* **Set exercise**:
Check the listing below for lines with the word "Nordfjord" and say how many there are, with nothing but the number.

* **Source material**:

━━━━━━━━━━━━━━━━

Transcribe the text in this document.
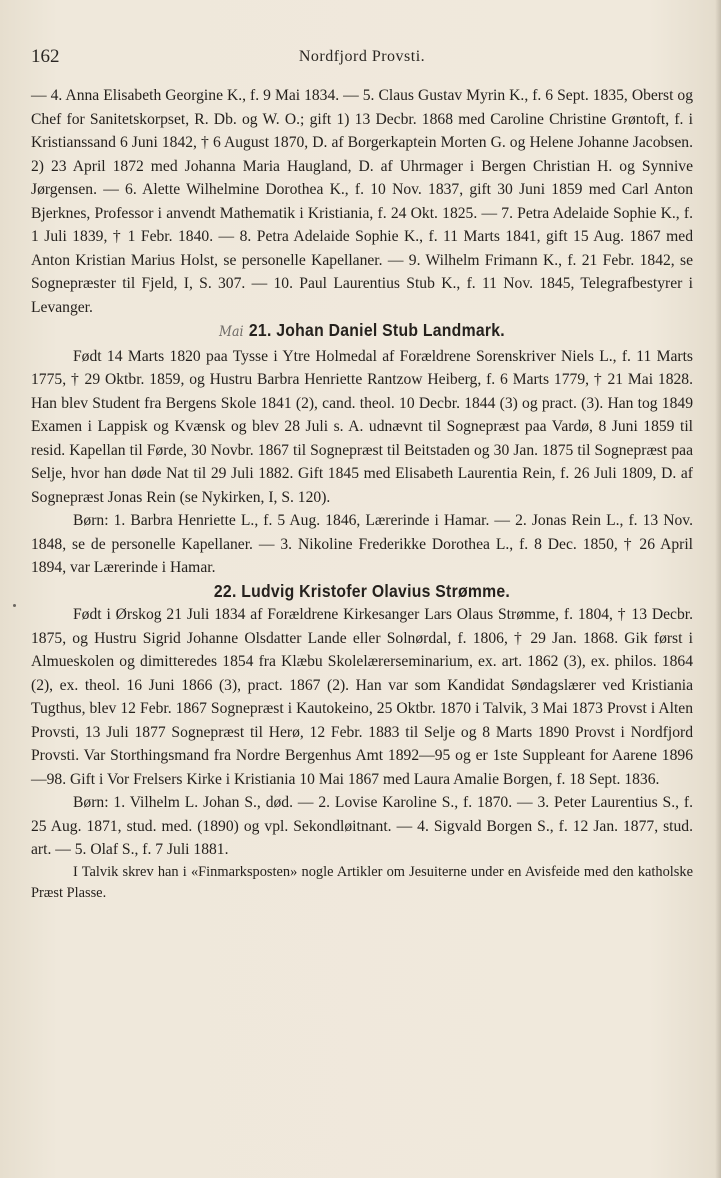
162	Nordfjord Provsti.

— 4. Anna Elisabeth Georgine K., f. 9 Mai 1834. — 5. Claus Gustav Myrin K., f. 6 Sept. 1835, Oberst og Chef for Sanitetskorpset, R. Db. og W. O.; gift 1) 13 Decbr. 1868 med Caroline Christine Grøntoft, f. i Kristianssand 6 Juni 1842, † 6 August 1870, D. af Borgerkaptein Morten G. og Helene Johanne Jacobsen. 2) 23 April 1872 med Johanna Maria Haugland, D. af Uhrmager i Bergen Christian H. og Synnive Jørgensen. — 6. Alette Wilhelmine Dorothea K., f. 10 Nov. 1837, gift 30 Juni 1859 med Carl Anton Bjerknes, Professor i anvendt Mathematik i Kristiania, f. 24 Okt. 1825. — 7. Petra Adelaide Sophie K., f. 1 Juli 1839, † 1 Febr. 1840. — 8. Petra Adelaide Sophie K., f. 11 Marts 1841, gift 15 Aug. 1867 med Anton Kristian Marius Holst, se personelle Kapellaner. — 9. Wilhelm Frimann K., f. 21 Febr. 1842, se Sognepræster til Fjeld, I, S. 307. — 10. Paul Laurentius Stub K., f. 11 Nov. 1845, Telegrafbestyrer i Levanger.

Mai 21. Johan Daniel Stub Landmark.

Født 14 Marts 1820 paa Tysse i Ytre Holmedal af Forældrene Sorenskriver Niels L., f. 11 Marts 1775, † 29 Oktbr. 1859, og Hustru Barbra Henriette Rantzow Heiberg, f. 6 Marts 1779, † 21 Mai 1828. Han blev Student fra Bergens Skole 1841 (2), cand. theol. 10 Decbr. 1844 (3) og pract. (3). Han tog 1849 Examen i Lappisk og Kvænsk og blev 28 Juli s. A. udnævnt til Sognepræst paa Vardø, 8 Juni 1859 til resid. Kapellan til Førde, 30 Novbr. 1867 til Sognepræst til Beitstaden og 30 Jan. 1875 til Sognepræst paa Selje, hvor han døde Nat til 29 Juli 1882. Gift 1845 med Elisabeth Laurentia Rein, f. 26 Juli 1809, D. af Sognepræst Jonas Rein (se Nykirken, I, S. 120).

Børn: 1. Barbra Henriette L., f. 5 Aug. 1846, Lærerinde i Hamar. — 2. Jonas Rein L., f. 13 Nov. 1848, se de personelle Kapellaner. — 3. Nikoline Frederikke Dorothea L., f. 8 Dec. 1850, † 26 April 1894, var Lærerinde i Hamar.

22. Ludvig Kristofer Olavius Strømme.

Født i Ørskog 21 Juli 1834 af Forældrene Kirkesanger Lars Olaus Strømme, f. 1804, † 13 Decbr. 1875, og Hustru Sigrid Johanne Olsdatter Lande eller Solnørdal, f. 1806, † 29 Jan. 1868. Gik først i Almueskolen og dimitteredes 1854 fra Klæbu Skolelærerseminarium, ex. art. 1862 (3), ex. philos. 1864 (2), ex. theol. 16 Juni 1866 (3), pract. 1867 (2). Han var som Kandidat Søndagslærer ved Kristiania Tugthus, blev 12 Febr. 1867 Sognepræst i Kautokeino, 25 Oktbr. 1870 i Talvik, 3 Mai 1873 Provst i Alten Provsti, 13 Juli 1877 Sognepræst til Herø, 12 Febr. 1883 til Selje og 8 Marts 1890 Provst i Nordfjord Provsti. Var Storthingsmand fra Nordre Bergenhus Amt 1892—95 og er 1ste Suppleant for Aarene 1896—98. Gift i Vor Frelsers Kirke i Kristiania 10 Mai 1867 med Laura Amalie Borgen, f. 18 Sept. 1836.

Børn: 1. Vilhelm L. Johan S., død. — 2. Lovise Karoline S., f. 1870. — 3. Peter Laurentius S., f. 25 Aug. 1871, stud. med. (1890) og vpl. Sekondløitnant. — 4. Sigvald Borgen S., f. 12 Jan. 1877, stud. art. — 5. Olaf S., f. 7 Juli 1881.

I Talvik skrev han i «Finmarksposten» nogle Artikler om Jesuiterne under en Avisfeide med den katholske Præst Plasse.
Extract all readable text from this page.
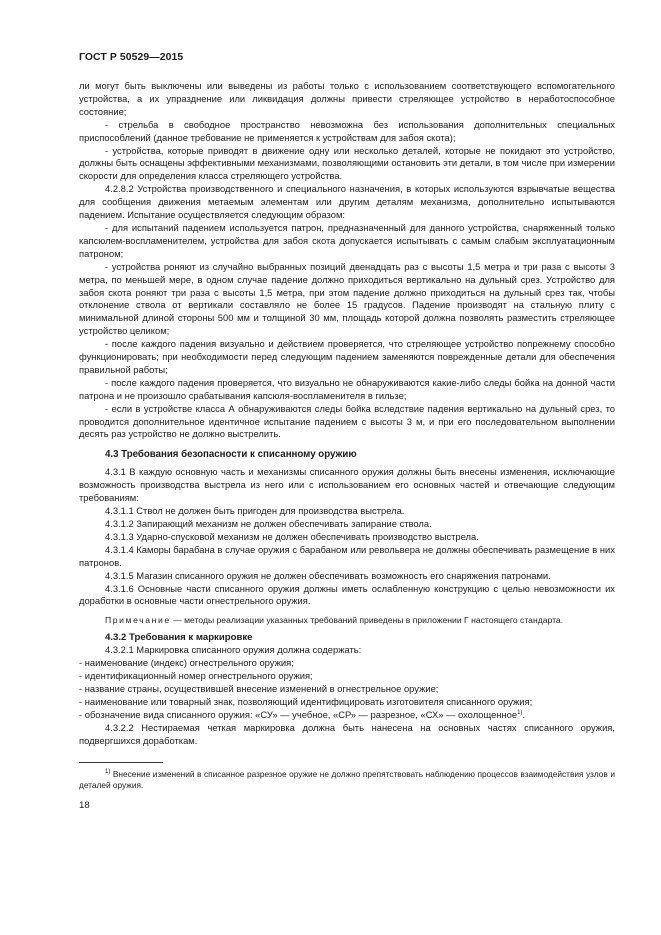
ГОСТ Р 50529—2015

ли могут быть выключены или выведены из работы только с использованием соответствующего вспомогательного устройства, а их упразднение или ликвидация должны привести стреляющее устройство в неработоспособное состояние;

- стрельба в свободное пространство невозможна без использования дополнительных специальных приспособлений (данное требование не применяется к устройствам для забоя скота);

- устройства, которые приводят в движение одну или несколько деталей, которые не покидают это устройство, должны быть оснащены эффективными механизмами, позволяющими остановить эти детали, в том числе при измерении скорости для определения класса стреляющего устройства.

4.2.8.2 Устройства производственного и специального назначения, в которых используются взрывчатые вещества для сообщения движения метаемым элементам или другим деталям механизма, дополнительно испытываются падением. Испытание осуществляется следующим образом:

- для испытаний падением используется патрон, предназначенный для данного устройства, снаряженный только капсюлем-воспламенителем, устройства для забоя скота допускается испытывать с самым слабым эксплуатационным патроном;

- устройства роняют из случайно выбранных позиций двенадцать раз с высоты 1,5 метра и три раза с высоты 3 метра, по меньшей мере, в одном случае падение должно приходиться вертикально на дульный срез. Устройство для забоя скота роняют три раза с высоты 1,5 метра, при этом падение должно приходиться на дульный срез так, чтобы отклонение ствола от вертикали составляло не более 15 градусов. Падение производят на стальную плиту с минимальной длиной стороны 500 мм и толщиной 30 мм, площадь которой должна позволять разместить стреляющее устройство целиком;

- после каждого падения визуально и действием проверяется, что стреляющее устройство попрежнему способно функционировать; при необходимости перед следующим падением заменяются поврежденные детали для обеспечения правильной работы;

- после каждого падения проверяется, что визуально не обнаруживаются какие-либо следы бойка на донной части патрона и не произошло срабатывания капсюля-воспламенителя в гильзе;

- если в устройстве класса А обнаруживаются следы бойка вследствие падения вертикально на дульный срез, то проводится дополнительное идентичное испытание падением с высоты 3 м, и при его последовательном выполнении десять раз устройство не должно выстрелить.

4.3 Требования безопасности к списанному оружию

4.3.1 В каждую основную часть и механизмы списанного оружия должны быть внесены изменения, исключающие возможность производства выстрела из него или с использованием его основных частей и отвечающие следующим требованиям:

4.3.1.1 Ствол не должен быть пригоден для производства выстрела.

4.3.1.2 Запирающий механизм не должен обеспечивать запирание ствола.

4.3.1.3 Ударно-спусковой механизм не должен обеспечивать производство выстрела.

4.3.1.4 Каморы барабана в случае оружия с барабаном или револьвера не должны обеспечивать размещение в них патронов.

4.3.1.5 Магазин списанного оружия не должен обеспечивать возможность его снаряжения патронами.

4.3.1.6 Основные части списанного оружия должны иметь ослабленную конструкцию с целью невозможности их доработки в основные части огнестрельного оружия.

Примечание — методы реализации указанных требований приведены в приложении Г настоящего стандарта.

4.3.2 Требования к маркировке

4.3.2.1 Маркировка списанного оружия должна содержать:

- наименование (индекс) огнестрельного оружия;

- идентификационный номер огнестрельного оружия;

- название страны, осуществившей внесение изменений в огнестрельное оружие;

- наименование или товарный знак, позволяющий идентифицировать изготовителя списанного оружия;

- обозначение вида списанного оружия: «СУ» — учебное, «СР» — разрезное, «СХ» — охолощенное$^{1)}$.

4.3.2.2 Нестираемая четкая маркировка должна быть нанесена на основных частях списанного оружия, подвергшихся доработкам.

$^{1)}$ Внесение изменений в списанное разрезное оружие не должно препятствовать наблюдению процессов взаимодействия узлов и деталей оружия.

18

━━━━━━━━━━━━━━━━

* **The reply**:
2